EXTRACTED DATA:
------------------------------------------------------------------------

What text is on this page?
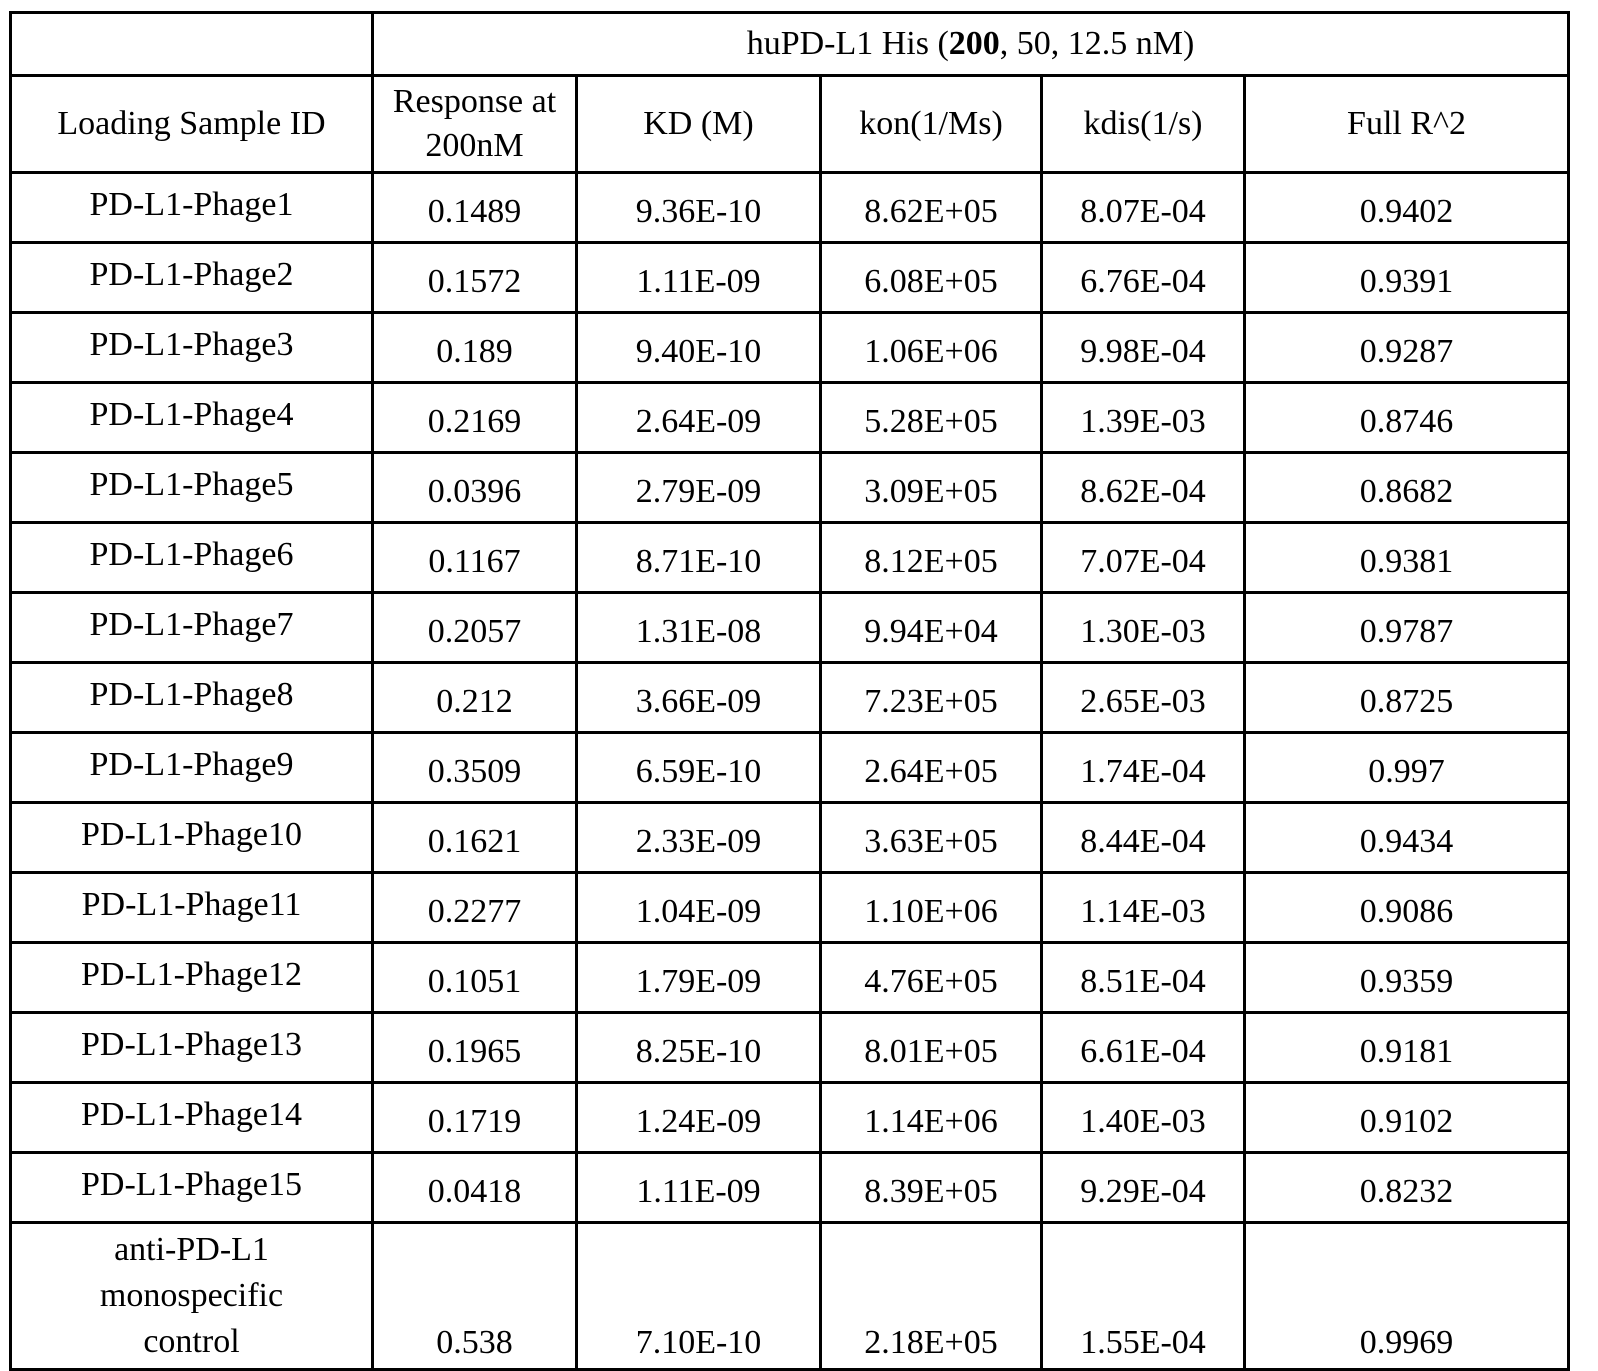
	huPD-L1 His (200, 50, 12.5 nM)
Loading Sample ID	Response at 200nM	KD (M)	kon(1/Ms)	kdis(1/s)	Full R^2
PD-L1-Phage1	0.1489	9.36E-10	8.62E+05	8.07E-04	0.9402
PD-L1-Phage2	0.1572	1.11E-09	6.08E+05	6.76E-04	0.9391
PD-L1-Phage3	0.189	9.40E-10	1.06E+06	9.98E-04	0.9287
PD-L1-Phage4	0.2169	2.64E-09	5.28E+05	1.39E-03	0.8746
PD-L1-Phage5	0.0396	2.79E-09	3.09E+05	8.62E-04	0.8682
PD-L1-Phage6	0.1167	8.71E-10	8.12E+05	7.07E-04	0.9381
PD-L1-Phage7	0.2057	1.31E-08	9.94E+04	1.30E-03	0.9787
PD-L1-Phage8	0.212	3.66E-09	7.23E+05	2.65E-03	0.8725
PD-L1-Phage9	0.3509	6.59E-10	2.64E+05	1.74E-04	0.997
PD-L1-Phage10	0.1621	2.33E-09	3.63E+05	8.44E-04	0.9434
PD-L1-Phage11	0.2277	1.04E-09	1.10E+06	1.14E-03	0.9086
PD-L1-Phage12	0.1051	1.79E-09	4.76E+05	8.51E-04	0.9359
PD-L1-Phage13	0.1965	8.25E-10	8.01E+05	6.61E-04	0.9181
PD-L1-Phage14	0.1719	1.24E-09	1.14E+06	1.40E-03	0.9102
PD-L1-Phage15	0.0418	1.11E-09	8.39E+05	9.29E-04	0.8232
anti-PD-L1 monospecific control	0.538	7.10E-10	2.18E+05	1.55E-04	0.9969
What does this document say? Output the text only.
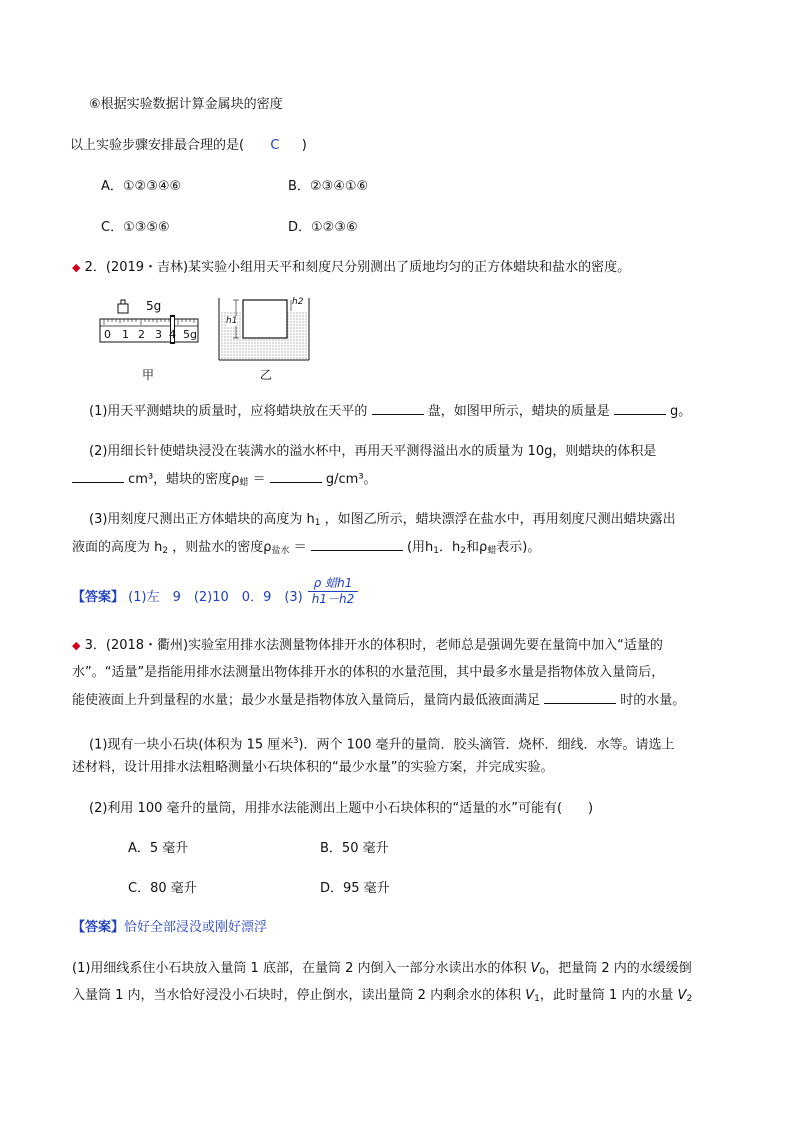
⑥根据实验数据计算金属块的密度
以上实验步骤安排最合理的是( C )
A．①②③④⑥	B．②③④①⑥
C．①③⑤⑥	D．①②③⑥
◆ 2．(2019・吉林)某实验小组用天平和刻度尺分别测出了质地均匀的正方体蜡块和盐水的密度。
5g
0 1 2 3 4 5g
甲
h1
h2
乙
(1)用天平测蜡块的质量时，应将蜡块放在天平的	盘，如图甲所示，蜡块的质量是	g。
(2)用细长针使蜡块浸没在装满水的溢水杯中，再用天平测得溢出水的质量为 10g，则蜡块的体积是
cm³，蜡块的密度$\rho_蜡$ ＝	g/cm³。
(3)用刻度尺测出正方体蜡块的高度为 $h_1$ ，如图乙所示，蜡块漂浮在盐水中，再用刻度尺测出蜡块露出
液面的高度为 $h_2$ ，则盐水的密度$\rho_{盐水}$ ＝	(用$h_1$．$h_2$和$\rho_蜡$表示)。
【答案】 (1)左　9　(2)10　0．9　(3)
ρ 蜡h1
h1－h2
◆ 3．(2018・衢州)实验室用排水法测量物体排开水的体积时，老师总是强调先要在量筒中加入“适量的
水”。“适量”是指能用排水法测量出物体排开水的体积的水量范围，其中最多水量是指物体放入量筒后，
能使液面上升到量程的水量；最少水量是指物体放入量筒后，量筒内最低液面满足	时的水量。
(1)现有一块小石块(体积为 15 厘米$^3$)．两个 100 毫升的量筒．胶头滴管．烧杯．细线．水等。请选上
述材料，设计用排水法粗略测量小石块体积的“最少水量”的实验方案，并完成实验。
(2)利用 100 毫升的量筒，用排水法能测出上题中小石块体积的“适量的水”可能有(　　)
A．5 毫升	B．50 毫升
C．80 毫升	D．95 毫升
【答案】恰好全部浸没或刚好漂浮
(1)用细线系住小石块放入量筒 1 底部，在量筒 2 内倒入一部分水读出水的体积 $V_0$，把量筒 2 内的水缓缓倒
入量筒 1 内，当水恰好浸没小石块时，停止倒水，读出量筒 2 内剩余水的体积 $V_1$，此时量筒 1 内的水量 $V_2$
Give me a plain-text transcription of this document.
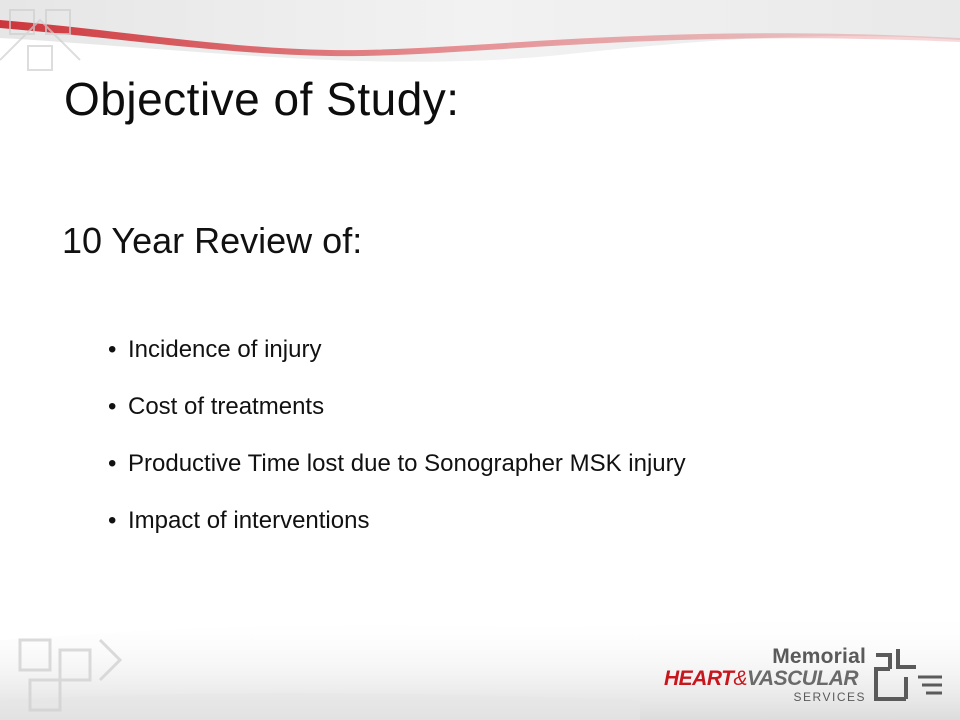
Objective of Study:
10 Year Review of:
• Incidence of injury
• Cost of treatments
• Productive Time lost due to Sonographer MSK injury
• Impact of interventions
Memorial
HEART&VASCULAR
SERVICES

------------------------------------------------------------------------

THE PROBLEM: Write the records above out again exactly, with no pictures in your copy.

THE ANSWER:
What text is on this page?
	huPD-L1 His (200, 50, 12.5 nM)
Loading Sample ID	Response at 200nM	KD (M)	kon(1/Ms)	kdis(1/s)	Full R^2
PD-L1-Phage1	0.1489	9.36E-10	8.62E+05	8.07E-04	0.9402
PD-L1-Phage2	0.1572	1.11E-09	6.08E+05	6.76E-04	0.9391
PD-L1-Phage3	0.189	9.40E-10	1.06E+06	9.98E-04	0.9287
PD-L1-Phage4	0.2169	2.64E-09	5.28E+05	1.39E-03	0.8746
PD-L1-Phage5	0.0396	2.79E-09	3.09E+05	8.62E-04	0.8682
PD-L1-Phage6	0.1167	8.71E-10	8.12E+05	7.07E-04	0.9381
PD-L1-Phage7	0.2057	1.31E-08	9.94E+04	1.30E-03	0.9787
PD-L1-Phage8	0.212	3.66E-09	7.23E+05	2.65E-03	0.8725
PD-L1-Phage9	0.3509	6.59E-10	2.64E+05	1.74E-04	0.997
PD-L1-Phage10	0.1621	2.33E-09	3.63E+05	8.44E-04	0.9434
PD-L1-Phage11	0.2277	1.04E-09	1.10E+06	1.14E-03	0.9086
PD-L1-Phage12	0.1051	1.79E-09	4.76E+05	8.51E-04	0.9359
PD-L1-Phage13	0.1965	8.25E-10	8.01E+05	6.61E-04	0.9181
PD-L1-Phage14	0.1719	1.24E-09	1.14E+06	1.40E-03	0.9102
PD-L1-Phage15	0.0418	1.11E-09	8.39E+05	9.29E-04	0.8232
anti-PD-L1 monospecific control	0.538	7.10E-10	2.18E+05	1.55E-04	0.9969
What does this document say? Output the text only.
⑥根据实验数据计算金属块的密度
以上实验步骤安排最合理的是( C )
A．①②③④⑥	B．②③④①⑥
C．①③⑤⑥	D．①②③⑥
◆ 2．(2019・吉林)某实验小组用天平和刻度尺分别测出了质地均匀的正方体蜡块和盐水的密度。
5g
0 1 2 3 4 5g
甲
h1
h2
乙
(1)用天平测蜡块的质量时，应将蜡块放在天平的	盘，如图甲所示，蜡块的质量是	g。
(2)用细长针使蜡块浸没在装满水的溢水杯中，再用天平测得溢出水的质量为 10g，则蜡块的体积是
cm³，蜡块的密度$\rho_蜡$ ＝	g/cm³。
(3)用刻度尺测出正方体蜡块的高度为 $h_1$ ，如图乙所示，蜡块漂浮在盐水中，再用刻度尺测出蜡块露出
液面的高度为 $h_2$ ，则盐水的密度$\rho_{盐水}$ ＝	(用$h_1$．$h_2$和$\rho_蜡$表示)。
【答案】 (1)左　9　(2)10　0．9　(3)
ρ 蜡h1
h1－h2
◆ 3．(2018・衢州)实验室用排水法测量物体排开水的体积时，老师总是强调先要在量筒中加入“适量的
水”。“适量”是指能用排水法测量出物体排开水的体积的水量范围，其中最多水量是指物体放入量筒后，
能使液面上升到量程的水量；最少水量是指物体放入量筒后，量筒内最低液面满足	时的水量。
(1)现有一块小石块(体积为 15 厘米$^3$)．两个 100 毫升的量筒．胶头滴管．烧杯．细线．水等。请选上
述材料，设计用排水法粗略测量小石块体积的“最少水量”的实验方案，并完成实验。
(2)利用 100 毫升的量筒，用排水法能测出上题中小石块体积的“适量的水”可能有(　　)
A．5 毫升	B．50 毫升
C．80 毫升	D．95 毫升
【答案】恰好全部浸没或刚好漂浮
(1)用细线系住小石块放入量筒 1 底部，在量筒 2 内倒入一部分水读出水的体积 $V_0$，把量筒 2 内的水缓缓倒
入量筒 1 内，当水恰好浸没小石块时，停止倒水，读出量筒 2 内剩余水的体积 $V_1$，此时量筒 1 内的水量 $V_2$
Give me a plain-text transcription of this document.
Objective of Study:
10 Year Review of:
• Incidence of injury
• Cost of treatments
• Productive Time lost due to Sonographer MSK injury
• Impact of interventions
Memorial
HEART&VASCULAR
SERVICES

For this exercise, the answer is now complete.